▼▼▼

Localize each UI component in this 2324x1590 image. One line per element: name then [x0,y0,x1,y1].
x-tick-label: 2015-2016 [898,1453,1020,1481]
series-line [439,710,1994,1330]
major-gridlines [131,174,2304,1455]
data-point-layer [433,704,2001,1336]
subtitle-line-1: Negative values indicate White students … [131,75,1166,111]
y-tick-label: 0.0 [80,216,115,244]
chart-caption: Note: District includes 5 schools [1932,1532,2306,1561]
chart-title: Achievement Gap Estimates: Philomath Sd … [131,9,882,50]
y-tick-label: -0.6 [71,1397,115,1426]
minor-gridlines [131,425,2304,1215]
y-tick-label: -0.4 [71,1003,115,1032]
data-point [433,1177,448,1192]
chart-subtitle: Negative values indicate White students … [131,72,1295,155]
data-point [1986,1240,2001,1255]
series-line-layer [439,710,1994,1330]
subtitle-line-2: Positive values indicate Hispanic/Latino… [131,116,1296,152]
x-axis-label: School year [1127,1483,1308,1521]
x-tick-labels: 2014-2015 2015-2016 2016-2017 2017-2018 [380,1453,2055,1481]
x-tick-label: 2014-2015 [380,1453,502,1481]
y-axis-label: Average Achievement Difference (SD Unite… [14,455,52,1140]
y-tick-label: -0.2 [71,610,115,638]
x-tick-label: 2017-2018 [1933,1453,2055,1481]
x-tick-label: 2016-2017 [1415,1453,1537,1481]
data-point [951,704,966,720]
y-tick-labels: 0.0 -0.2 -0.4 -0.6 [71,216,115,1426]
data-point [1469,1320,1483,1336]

▲▲▲

Goal: Please copy out the material above exactly, line for line.

Exercise solution:
Localize each UI component in this 2324x1590 image. One line per element: name then [x0,y0,x1,y1].
x-tick-label: 2015-2016 [898,1453,1020,1481]
series-line [439,710,1994,1330]
major-gridlines [131,174,2304,1455]
data-point-layer [433,704,2001,1336]
subtitle-line-1: Negative values indicate White students … [131,75,1166,111]
y-tick-label: 0.0 [80,216,115,244]
chart-caption: Note: District includes 5 schools [1932,1532,2306,1561]
chart-title: Achievement Gap Estimates: Philomath Sd … [131,9,882,50]
y-tick-label: -0.6 [71,1397,115,1426]
minor-gridlines [131,425,2304,1215]
y-tick-label: -0.4 [71,1003,115,1032]
data-point [433,1177,448,1192]
chart-subtitle: Negative values indicate White students … [131,72,1295,155]
data-point [1986,1240,2001,1255]
series-line-layer [439,710,1994,1330]
subtitle-line-2: Positive values indicate Hispanic/Latino… [131,116,1296,152]
x-axis-label: School year [1127,1483,1308,1521]
x-tick-labels: 2014-2015 2015-2016 2016-2017 2017-2018 [380,1453,2055,1481]
x-tick-label: 2014-2015 [380,1453,502,1481]
y-axis-label: Average Achievement Difference (SD Unite… [14,455,52,1140]
y-tick-label: -0.2 [71,610,115,638]
x-tick-label: 2017-2018 [1933,1453,2055,1481]
x-tick-label: 2016-2017 [1415,1453,1537,1481]
data-point [951,704,966,720]
y-tick-labels: 0.0 -0.2 -0.4 -0.6 [71,216,115,1426]
data-point [1469,1320,1483,1336]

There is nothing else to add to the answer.